What you should do –
Find the lines holding the string "JSON" in the data, then copy all of them.

(Collected data)
**********

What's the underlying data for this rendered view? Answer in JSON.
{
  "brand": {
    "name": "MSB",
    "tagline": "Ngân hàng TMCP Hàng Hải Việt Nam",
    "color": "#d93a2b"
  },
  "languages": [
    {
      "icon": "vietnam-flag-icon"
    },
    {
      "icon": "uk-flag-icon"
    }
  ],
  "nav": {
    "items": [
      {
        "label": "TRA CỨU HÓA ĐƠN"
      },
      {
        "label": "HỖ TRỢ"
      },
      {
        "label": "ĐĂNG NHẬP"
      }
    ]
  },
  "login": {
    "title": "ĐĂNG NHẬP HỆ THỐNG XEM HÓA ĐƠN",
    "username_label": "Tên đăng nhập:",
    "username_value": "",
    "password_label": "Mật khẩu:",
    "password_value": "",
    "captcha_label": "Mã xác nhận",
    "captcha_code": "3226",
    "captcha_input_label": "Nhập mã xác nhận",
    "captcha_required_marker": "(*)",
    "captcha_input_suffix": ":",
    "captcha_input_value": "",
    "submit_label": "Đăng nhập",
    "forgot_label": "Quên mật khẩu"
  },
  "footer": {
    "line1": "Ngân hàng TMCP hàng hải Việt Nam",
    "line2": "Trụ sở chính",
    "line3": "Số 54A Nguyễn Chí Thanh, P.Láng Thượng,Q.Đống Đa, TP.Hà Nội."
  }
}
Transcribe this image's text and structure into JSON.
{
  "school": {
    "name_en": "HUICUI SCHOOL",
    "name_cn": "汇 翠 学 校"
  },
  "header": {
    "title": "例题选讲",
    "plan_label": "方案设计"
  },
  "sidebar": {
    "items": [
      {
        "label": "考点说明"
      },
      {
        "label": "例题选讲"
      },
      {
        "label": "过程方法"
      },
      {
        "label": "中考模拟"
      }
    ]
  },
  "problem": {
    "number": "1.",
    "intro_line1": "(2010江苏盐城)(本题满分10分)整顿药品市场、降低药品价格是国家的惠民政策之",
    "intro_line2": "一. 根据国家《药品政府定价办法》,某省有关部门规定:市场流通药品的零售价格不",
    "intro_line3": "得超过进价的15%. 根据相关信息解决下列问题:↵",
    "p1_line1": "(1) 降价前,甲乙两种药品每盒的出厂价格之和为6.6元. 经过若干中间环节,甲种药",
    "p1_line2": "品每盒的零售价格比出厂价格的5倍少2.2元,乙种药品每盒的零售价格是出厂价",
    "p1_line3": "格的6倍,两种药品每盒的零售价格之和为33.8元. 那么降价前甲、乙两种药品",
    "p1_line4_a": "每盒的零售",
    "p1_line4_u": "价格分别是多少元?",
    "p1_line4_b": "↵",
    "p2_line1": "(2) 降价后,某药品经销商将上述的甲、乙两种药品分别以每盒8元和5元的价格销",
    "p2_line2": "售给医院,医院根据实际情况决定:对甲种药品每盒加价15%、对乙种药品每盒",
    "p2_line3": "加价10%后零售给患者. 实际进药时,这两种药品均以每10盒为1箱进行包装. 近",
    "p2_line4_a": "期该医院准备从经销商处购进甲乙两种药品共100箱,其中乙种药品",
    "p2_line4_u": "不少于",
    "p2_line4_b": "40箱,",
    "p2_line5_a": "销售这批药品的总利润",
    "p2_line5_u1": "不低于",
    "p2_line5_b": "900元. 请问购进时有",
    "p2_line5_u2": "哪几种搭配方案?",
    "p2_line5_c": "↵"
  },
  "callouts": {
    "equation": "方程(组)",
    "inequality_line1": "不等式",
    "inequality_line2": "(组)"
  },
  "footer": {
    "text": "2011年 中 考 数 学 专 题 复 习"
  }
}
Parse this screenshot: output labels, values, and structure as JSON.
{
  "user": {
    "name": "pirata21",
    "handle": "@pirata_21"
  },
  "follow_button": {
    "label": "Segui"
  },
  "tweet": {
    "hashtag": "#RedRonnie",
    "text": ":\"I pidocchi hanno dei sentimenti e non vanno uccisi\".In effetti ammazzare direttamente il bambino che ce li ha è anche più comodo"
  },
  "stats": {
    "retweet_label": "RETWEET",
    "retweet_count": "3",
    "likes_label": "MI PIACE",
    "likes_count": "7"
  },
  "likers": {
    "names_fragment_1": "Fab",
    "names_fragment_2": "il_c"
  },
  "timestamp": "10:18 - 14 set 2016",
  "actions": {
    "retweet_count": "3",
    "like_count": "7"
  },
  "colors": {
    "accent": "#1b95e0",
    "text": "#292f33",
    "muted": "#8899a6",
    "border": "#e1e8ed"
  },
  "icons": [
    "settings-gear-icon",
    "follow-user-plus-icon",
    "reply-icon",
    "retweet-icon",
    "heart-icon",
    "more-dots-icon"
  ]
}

**********

Exercise answer –
What's the underlying data for this rendered view? Answer in JSON.
Transcribe this image's text and structure into JSON.
Parse this screenshot: output labels, values, and structure as JSON.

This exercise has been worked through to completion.